> Goal
Restate all of the data exactly.

> Provided records
# # # # #
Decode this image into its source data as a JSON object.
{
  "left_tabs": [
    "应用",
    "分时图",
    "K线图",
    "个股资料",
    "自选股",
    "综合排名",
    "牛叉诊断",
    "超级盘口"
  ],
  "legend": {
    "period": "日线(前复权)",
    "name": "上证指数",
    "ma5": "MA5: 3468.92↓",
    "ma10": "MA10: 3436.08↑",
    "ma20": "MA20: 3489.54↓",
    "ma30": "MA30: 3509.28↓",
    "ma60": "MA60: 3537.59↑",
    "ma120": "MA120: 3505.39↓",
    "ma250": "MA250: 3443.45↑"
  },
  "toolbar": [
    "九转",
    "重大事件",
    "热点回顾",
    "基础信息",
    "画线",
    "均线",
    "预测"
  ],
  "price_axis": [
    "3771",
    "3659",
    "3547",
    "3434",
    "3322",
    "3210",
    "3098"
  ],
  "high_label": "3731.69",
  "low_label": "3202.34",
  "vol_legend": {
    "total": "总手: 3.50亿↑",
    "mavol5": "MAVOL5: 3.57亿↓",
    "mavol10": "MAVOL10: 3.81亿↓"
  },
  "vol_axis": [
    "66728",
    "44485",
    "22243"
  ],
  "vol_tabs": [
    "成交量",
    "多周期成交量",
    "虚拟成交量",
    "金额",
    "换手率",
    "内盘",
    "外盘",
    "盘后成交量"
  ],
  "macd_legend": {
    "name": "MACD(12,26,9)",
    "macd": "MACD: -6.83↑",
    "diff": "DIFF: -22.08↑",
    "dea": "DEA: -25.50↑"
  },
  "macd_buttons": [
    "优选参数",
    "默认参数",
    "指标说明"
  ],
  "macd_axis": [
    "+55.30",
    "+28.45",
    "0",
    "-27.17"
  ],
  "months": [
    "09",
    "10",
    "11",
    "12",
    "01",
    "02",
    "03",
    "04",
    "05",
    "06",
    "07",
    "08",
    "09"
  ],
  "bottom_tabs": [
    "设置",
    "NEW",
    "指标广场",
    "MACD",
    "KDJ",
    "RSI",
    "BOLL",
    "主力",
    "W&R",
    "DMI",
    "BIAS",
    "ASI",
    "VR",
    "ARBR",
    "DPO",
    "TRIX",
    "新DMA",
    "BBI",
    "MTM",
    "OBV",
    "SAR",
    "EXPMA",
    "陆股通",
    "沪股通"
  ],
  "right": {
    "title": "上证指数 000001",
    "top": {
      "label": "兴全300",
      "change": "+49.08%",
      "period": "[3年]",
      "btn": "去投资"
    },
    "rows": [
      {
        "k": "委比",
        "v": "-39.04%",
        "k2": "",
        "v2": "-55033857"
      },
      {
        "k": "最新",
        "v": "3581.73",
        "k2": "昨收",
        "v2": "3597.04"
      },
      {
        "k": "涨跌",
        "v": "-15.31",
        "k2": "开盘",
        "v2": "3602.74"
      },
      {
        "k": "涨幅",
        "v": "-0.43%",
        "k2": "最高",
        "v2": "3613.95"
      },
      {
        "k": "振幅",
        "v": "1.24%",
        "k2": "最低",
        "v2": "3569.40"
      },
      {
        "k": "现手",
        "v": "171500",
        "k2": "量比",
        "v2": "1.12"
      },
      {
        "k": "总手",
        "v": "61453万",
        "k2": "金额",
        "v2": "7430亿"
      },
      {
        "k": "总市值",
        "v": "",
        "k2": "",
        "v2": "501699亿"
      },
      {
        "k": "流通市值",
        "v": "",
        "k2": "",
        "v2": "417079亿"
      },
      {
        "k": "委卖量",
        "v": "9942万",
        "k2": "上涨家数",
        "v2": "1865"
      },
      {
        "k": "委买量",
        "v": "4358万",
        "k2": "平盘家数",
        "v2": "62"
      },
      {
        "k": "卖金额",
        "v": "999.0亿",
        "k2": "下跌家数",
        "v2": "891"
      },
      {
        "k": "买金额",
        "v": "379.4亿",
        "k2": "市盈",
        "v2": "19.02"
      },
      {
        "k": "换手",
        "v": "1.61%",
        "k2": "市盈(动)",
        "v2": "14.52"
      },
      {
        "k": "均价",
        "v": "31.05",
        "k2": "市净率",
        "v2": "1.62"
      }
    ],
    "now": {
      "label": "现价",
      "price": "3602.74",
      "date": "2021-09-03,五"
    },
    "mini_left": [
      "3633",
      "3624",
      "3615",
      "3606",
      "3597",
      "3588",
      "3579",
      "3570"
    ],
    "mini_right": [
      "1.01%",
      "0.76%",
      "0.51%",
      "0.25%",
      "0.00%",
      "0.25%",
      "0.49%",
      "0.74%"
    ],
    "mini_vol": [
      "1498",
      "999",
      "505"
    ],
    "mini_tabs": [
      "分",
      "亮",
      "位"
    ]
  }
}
# # # # #
> Output for this task
Decode this image into its source data as a JSON object.
{
  "left_tabs": [
    "应用",
    "分时图",
    "K线图",
    "个股资料",
    "自选股",
    "综合排名",
    "牛叉诊断",
    "超级盘口"
  ],
  "legend": {
    "period": "日线(前复权)",
    "name": "上证指数",
    "ma5": "MA5: 3468.92↓",
    "ma10": "MA10: 3436.08↑",
    "ma20": "MA20: 3489.54↓",
    "ma30": "MA30: 3509.28↓",
    "ma60": "MA60: 3537.59↑",
    "ma120": "MA120: 3505.39↓",
    "ma250": "MA250: 3443.45↑"
  },
  "toolbar": [
    "九转",
    "重大事件",
    "热点回顾",
    "基础信息",
    "画线",
    "均线",
    "预测"
  ],
  "price_axis": [
    "3771",
    "3659",
    "3547",
    "3434",
    "3322",
    "3210",
    "3098"
  ],
  "high_label": "3731.69",
  "low_label": "3202.34",
  "vol_legend": {
    "total": "总手: 3.50亿↑",
    "mavol5": "MAVOL5: 3.57亿↓",
    "mavol10": "MAVOL10: 3.81亿↓"
  },
  "vol_axis": [
    "66728",
    "44485",
    "22243"
  ],
  "vol_tabs": [
    "成交量",
    "多周期成交量",
    "虚拟成交量",
    "金额",
    "换手率",
    "内盘",
    "外盘",
    "盘后成交量"
  ],
  "macd_legend": {
    "name": "MACD(12,26,9)",
    "macd": "MACD: -6.83↑",
    "diff": "DIFF: -22.08↑",
    "dea": "DEA: -25.50↑"
  },
  "macd_buttons": [
    "优选参数",
    "默认参数",
    "指标说明"
  ],
  "macd_axis": [
    "+55.30",
    "+28.45",
    "0",
    "-27.17"
  ],
  "months": [
    "09",
    "10",
    "11",
    "12",
    "01",
    "02",
    "03",
    "04",
    "05",
    "06",
    "07",
    "08",
    "09"
  ],
  "bottom_tabs": [
    "设置",
    "NEW",
    "指标广场",
    "MACD",
    "KDJ",
    "RSI",
    "BOLL",
    "主力",
    "W&R",
    "DMI",
    "BIAS",
    "ASI",
    "VR",
    "ARBR",
    "DPO",
    "TRIX",
    "新DMA",
    "BBI",
    "MTM",
    "OBV",
    "SAR",
    "EXPMA",
    "陆股通",
    "沪股通"
  ],
  "right": {
    "title": "上证指数 000001",
    "top": {
      "label": "兴全300",
      "change": "+49.08%",
      "period": "[3年]",
      "btn": "去投资"
    },
    "rows": [
      {
        "k": "委比",
        "v": "-39.04%",
        "k2": "",
        "v2": "-55033857"
      },
      {
        "k": "最新",
        "v": "3581.73",
        "k2": "昨收",
        "v2": "3597.04"
      },
      {
        "k": "涨跌",
        "v": "-15.31",
        "k2": "开盘",
        "v2": "3602.74"
      },
      {
        "k": "涨幅",
        "v": "-0.43%",
        "k2": "最高",
        "v2": "3613.95"
      },
      {
        "k": "振幅",
        "v": "1.24%",
        "k2": "最低",
        "v2": "3569.40"
      },
      {
        "k": "现手",
        "v": "171500",
        "k2": "量比",
        "v2": "1.12"
      },
      {
        "k": "总手",
        "v": "61453万",
        "k2": "金额",
        "v2": "7430亿"
      },
      {
        "k": "总市值",
        "v": "",
        "k2": "",
        "v2": "501699亿"
      },
      {
        "k": "流通市值",
        "v": "",
        "k2": "",
        "v2": "417079亿"
      },
      {
        "k": "委卖量",
        "v": "9942万",
        "k2": "上涨家数",
        "v2": "1865"
      },
      {
        "k": "委买量",
        "v": "4358万",
        "k2": "平盘家数",
        "v2": "62"
      },
      {
        "k": "卖金额",
        "v": "999.0亿",
        "k2": "下跌家数",
        "v2": "891"
      },
      {
        "k": "买金额",
        "v": "379.4亿",
        "k2": "市盈",
        "v2": "19.02"
      },
      {
        "k": "换手",
        "v": "1.61%",
        "k2": "市盈(动)",
        "v2": "14.52"
      },
      {
        "k": "均价",
        "v": "31.05",
        "k2": "市净率",
        "v2": "1.62"
      }
    ],
    "now": {
      "label": "现价",
      "price": "3602.74",
      "date": "2021-09-03,五"
    },
    "mini_left": [
      "3633",
      "3624",
      "3615",
      "3606",
      "3597",
      "3588",
      "3579",
      "3570"
    ],
    "mini_right": [
      "1.01%",
      "0.76%",
      "0.51%",
      "0.25%",
      "0.00%",
      "0.25%",
      "0.49%",
      "0.74%"
    ],
    "mini_vol": [
      "1498",
      "999",
      "505"
    ],
    "mini_tabs": [
      "分",
      "亮",
      "位"
    ]
  }
}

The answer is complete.